Direction ▸
Check every line below for the word "June" and show those that hold it.

━━ Provided data ━━

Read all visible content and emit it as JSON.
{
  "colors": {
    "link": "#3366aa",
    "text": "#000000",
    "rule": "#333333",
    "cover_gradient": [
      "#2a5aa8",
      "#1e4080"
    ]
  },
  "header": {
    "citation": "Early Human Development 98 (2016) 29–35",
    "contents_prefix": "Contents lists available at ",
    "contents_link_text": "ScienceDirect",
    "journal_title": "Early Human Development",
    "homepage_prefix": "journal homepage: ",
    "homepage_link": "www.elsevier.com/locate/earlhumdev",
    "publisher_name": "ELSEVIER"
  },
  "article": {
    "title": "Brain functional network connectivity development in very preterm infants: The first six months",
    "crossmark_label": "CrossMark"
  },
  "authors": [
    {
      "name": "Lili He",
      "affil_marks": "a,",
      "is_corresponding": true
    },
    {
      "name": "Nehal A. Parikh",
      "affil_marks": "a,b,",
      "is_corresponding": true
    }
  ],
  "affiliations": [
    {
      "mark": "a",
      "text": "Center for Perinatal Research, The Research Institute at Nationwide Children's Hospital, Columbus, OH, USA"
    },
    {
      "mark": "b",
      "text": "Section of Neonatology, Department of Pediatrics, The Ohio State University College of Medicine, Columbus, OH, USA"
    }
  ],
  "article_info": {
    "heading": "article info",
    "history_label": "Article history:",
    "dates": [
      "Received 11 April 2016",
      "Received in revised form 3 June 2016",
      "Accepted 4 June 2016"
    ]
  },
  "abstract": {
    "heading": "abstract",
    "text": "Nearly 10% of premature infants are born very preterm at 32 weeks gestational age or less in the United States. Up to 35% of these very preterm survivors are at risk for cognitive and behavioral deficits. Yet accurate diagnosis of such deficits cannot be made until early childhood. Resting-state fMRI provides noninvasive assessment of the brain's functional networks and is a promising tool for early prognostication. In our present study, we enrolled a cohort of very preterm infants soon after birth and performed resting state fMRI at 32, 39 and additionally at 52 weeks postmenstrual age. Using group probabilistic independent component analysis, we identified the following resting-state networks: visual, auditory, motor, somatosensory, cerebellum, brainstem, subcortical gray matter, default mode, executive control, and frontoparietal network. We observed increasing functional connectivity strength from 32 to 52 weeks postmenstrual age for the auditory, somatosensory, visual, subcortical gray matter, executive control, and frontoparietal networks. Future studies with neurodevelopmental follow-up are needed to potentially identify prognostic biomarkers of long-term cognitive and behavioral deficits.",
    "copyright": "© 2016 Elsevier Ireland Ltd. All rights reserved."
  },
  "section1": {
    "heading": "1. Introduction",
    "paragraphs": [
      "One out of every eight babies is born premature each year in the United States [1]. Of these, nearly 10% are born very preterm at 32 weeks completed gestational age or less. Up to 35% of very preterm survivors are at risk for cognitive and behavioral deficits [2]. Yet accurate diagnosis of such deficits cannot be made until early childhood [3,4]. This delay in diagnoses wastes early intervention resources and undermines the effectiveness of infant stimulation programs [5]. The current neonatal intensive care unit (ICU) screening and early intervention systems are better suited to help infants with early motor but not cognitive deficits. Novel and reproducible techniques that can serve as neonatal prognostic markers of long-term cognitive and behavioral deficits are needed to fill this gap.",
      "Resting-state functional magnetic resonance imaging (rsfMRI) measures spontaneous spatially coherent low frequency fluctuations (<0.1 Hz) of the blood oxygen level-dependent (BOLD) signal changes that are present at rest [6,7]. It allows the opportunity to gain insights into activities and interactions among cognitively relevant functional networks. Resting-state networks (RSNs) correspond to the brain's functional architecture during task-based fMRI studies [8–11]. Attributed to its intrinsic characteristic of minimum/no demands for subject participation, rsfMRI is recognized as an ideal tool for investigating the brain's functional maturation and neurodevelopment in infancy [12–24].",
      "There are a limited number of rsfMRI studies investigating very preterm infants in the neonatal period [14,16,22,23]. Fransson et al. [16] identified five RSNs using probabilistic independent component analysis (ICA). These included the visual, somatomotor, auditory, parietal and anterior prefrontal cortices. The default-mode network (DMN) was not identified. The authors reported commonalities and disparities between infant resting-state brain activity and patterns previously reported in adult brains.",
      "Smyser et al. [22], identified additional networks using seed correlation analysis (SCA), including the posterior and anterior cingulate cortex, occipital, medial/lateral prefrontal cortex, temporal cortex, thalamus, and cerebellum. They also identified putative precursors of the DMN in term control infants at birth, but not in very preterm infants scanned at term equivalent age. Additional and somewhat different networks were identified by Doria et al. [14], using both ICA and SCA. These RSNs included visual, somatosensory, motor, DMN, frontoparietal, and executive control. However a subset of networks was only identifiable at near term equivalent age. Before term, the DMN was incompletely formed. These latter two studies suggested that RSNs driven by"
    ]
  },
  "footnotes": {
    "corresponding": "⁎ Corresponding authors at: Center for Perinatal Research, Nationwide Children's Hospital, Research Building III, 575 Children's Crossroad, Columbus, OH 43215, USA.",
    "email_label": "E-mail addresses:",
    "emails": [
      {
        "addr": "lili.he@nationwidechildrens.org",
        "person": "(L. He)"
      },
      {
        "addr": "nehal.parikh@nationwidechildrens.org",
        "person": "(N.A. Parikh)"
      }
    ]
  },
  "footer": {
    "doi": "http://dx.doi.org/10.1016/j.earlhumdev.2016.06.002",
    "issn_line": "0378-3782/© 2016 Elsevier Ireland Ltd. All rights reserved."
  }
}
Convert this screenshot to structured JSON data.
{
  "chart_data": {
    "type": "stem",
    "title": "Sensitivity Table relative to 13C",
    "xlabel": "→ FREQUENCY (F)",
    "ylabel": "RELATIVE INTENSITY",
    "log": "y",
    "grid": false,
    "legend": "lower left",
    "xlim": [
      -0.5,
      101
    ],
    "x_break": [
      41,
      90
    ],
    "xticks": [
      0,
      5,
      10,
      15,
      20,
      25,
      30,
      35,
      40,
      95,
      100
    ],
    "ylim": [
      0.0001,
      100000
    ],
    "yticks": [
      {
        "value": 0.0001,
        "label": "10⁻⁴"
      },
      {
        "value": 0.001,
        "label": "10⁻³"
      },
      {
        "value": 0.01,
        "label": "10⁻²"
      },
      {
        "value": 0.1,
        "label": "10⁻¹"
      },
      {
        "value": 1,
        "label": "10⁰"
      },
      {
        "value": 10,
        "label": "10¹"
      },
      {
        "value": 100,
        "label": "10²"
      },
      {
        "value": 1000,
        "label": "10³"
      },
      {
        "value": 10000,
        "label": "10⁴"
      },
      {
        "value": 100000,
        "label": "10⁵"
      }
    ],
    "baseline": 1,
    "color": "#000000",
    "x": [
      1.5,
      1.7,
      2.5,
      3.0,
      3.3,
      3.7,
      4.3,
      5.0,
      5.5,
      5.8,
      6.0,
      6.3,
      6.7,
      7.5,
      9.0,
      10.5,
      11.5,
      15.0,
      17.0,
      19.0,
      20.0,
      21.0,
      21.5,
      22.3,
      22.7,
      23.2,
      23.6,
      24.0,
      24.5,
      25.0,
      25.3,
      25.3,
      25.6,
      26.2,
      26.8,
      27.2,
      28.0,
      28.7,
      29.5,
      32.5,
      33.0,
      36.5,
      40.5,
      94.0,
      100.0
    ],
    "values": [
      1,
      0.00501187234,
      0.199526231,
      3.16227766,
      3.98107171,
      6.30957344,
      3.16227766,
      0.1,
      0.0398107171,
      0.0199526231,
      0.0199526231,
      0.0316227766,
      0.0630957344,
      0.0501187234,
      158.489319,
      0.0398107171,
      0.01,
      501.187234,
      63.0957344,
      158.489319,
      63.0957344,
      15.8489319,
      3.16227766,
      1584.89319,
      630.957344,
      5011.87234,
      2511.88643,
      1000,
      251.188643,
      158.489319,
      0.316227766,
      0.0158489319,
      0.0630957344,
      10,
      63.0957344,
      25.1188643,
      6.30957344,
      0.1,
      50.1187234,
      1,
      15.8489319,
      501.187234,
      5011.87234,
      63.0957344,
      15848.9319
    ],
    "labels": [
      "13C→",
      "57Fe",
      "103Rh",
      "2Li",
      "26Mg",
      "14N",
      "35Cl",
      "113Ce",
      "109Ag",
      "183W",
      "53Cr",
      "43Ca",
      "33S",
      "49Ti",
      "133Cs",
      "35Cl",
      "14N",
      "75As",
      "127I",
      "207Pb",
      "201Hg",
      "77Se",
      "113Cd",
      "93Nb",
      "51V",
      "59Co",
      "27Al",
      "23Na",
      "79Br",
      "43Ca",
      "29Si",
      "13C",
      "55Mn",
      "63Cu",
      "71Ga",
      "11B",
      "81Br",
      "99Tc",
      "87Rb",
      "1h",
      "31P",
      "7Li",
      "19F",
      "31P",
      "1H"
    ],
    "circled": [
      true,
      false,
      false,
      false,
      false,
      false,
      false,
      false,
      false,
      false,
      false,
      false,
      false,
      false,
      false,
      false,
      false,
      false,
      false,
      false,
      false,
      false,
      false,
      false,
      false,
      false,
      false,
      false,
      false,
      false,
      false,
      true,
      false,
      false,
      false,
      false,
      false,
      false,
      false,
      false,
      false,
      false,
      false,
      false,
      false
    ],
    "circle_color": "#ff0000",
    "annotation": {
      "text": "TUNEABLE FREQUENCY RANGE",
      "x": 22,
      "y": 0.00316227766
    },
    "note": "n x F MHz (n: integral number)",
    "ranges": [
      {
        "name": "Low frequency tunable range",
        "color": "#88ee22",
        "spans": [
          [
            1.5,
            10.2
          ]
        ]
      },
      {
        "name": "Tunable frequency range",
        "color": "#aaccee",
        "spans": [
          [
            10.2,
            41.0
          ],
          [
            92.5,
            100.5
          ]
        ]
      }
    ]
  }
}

━━━

Answer to this problem ▸
      "Received in revised form 3 June 2016",
      "Accepted 4 June 2016"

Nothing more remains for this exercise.